What you are asked to do: Every entry must be repeated exactly. Exclude all pictures.

Listed entries:

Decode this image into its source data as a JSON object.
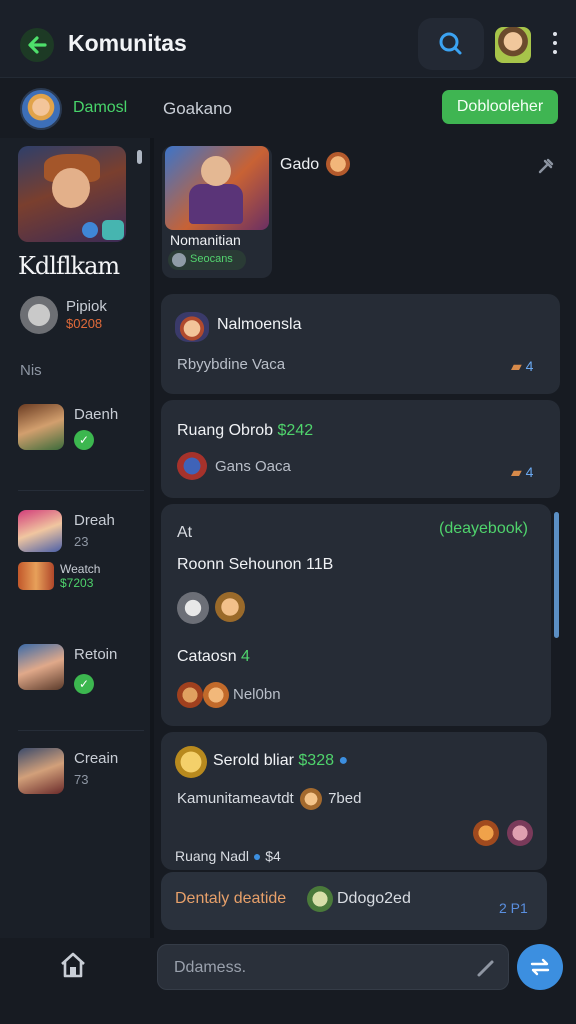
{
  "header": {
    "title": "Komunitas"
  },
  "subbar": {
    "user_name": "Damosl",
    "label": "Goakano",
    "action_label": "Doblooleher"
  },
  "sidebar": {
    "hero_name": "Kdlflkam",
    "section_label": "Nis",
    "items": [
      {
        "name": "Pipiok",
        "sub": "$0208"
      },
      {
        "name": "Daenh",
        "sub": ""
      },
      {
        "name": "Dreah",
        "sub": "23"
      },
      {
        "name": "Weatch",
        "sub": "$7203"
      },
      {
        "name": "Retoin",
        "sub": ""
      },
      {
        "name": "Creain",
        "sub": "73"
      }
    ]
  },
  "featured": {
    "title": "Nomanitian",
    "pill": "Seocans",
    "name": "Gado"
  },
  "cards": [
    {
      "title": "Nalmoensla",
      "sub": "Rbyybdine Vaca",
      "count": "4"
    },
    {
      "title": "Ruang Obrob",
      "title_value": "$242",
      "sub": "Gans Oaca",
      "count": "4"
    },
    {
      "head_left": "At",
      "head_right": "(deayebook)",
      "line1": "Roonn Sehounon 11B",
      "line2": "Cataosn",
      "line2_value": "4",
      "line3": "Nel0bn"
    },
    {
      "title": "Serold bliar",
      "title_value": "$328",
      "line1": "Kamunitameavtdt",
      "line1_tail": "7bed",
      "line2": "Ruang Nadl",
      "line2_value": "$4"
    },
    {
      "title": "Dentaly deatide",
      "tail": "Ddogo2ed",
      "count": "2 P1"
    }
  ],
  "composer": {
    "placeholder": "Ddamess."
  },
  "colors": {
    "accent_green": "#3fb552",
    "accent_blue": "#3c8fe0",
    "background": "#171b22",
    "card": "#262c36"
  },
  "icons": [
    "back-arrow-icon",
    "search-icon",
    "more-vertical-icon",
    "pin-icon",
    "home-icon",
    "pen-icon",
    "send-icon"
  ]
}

Reply to the exercise:
Decode this image into its source data as a JSON object.
{
  "header": {
    "title": "Komunitas"
  },
  "subbar": {
    "user_name": "Damosl",
    "label": "Goakano",
    "action_label": "Doblooleher"
  },
  "sidebar": {
    "hero_name": "Kdlflkam",
    "section_label": "Nis",
    "items": [
      {
        "name": "Pipiok",
        "sub": "$0208"
      },
      {
        "name": "Daenh",
        "sub": ""
      },
      {
        "name": "Dreah",
        "sub": "23"
      },
      {
        "name": "Weatch",
        "sub": "$7203"
      },
      {
        "name": "Retoin",
        "sub": ""
      },
      {
        "name": "Creain",
        "sub": "73"
      }
    ]
  },
  "featured": {
    "title": "Nomanitian",
    "pill": "Seocans",
    "name": "Gado"
  },
  "cards": [
    {
      "title": "Nalmoensla",
      "sub": "Rbyybdine Vaca",
      "count": "4"
    },
    {
      "title": "Ruang Obrob",
      "title_value": "$242",
      "sub": "Gans Oaca",
      "count": "4"
    },
    {
      "head_left": "At",
      "head_right": "(deayebook)",
      "line1": "Roonn Sehounon 11B",
      "line2": "Cataosn",
      "line2_value": "4",
      "line3": "Nel0bn"
    },
    {
      "title": "Serold bliar",
      "title_value": "$328",
      "line1": "Kamunitameavtdt",
      "line1_tail": "7bed",
      "line2": "Ruang Nadl",
      "line2_value": "$4"
    },
    {
      "title": "Dentaly deatide",
      "tail": "Ddogo2ed",
      "count": "2 P1"
    }
  ],
  "composer": {
    "placeholder": "Ddamess."
  },
  "colors": {
    "accent_green": "#3fb552",
    "accent_blue": "#3c8fe0",
    "background": "#171b22",
    "card": "#262c36"
  },
  "icons": [
    "back-arrow-icon",
    "search-icon",
    "more-vertical-icon",
    "pin-icon",
    "home-icon",
    "pen-icon",
    "send-icon"
  ]
}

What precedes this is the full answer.